**WORK REQUIRED:**
Among the entries below, how many lines include the word "voit"? Reply with only the number.

**DATA FOR REVIEW:**
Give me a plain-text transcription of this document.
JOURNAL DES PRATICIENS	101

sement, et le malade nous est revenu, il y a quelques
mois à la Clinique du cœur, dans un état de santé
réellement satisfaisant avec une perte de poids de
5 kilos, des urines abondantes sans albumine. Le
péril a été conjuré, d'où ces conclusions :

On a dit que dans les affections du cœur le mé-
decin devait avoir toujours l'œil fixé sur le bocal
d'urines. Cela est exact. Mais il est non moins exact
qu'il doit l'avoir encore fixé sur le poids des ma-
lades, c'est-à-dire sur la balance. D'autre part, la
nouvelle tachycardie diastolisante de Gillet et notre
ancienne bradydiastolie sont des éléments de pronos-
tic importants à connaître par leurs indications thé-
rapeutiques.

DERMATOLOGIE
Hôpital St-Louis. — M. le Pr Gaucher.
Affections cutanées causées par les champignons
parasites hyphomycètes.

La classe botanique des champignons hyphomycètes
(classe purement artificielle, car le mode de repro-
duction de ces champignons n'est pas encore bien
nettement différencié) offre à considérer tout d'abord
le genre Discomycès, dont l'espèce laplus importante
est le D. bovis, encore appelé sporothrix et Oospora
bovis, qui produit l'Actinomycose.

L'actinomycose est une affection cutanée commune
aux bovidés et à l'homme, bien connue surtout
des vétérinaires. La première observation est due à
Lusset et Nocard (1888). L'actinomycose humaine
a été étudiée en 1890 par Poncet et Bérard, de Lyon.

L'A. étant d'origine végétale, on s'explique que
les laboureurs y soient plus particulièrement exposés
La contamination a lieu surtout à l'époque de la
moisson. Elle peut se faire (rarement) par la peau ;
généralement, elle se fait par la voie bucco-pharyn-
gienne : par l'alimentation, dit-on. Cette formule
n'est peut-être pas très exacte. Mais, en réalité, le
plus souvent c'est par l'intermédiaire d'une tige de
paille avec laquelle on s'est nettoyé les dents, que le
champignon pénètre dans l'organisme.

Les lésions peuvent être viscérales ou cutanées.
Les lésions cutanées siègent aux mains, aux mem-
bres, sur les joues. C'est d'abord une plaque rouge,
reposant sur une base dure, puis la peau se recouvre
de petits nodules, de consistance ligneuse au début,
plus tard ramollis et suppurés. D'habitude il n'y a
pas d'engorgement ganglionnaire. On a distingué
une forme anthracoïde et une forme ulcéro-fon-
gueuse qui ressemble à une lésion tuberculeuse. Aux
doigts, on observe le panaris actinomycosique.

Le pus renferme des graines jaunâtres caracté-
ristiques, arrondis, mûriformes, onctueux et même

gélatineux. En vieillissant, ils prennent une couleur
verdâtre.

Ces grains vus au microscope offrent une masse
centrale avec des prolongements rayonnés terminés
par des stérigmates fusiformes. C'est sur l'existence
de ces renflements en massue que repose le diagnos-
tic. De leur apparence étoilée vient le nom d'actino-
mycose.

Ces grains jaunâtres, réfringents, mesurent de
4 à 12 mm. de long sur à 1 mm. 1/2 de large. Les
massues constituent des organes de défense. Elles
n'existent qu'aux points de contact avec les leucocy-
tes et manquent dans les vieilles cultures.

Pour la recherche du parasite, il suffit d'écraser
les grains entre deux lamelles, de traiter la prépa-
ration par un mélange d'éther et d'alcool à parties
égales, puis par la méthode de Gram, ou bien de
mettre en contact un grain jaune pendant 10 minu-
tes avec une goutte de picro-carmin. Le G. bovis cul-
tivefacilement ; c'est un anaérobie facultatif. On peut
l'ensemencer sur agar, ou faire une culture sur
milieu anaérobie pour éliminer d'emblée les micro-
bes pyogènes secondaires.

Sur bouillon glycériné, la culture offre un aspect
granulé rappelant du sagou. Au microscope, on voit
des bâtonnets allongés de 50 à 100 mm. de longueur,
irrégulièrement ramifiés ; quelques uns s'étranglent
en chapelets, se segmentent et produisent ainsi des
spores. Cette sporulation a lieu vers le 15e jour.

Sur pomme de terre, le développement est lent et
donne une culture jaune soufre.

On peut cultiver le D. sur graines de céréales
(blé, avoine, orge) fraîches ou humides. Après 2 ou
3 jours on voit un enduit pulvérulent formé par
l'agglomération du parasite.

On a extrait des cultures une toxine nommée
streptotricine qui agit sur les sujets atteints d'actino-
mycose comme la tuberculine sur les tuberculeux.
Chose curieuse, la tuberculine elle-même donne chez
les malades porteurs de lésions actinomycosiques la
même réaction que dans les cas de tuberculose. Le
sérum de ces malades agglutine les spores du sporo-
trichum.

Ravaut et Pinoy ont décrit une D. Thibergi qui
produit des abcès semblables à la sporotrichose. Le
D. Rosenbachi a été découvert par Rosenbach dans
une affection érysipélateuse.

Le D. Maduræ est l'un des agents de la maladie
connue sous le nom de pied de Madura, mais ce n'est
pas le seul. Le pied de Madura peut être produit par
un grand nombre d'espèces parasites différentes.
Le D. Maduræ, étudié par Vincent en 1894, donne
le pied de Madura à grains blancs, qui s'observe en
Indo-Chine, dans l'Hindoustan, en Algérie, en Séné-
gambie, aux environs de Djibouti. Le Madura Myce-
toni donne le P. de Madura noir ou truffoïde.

**RESPONSE AREA:**
2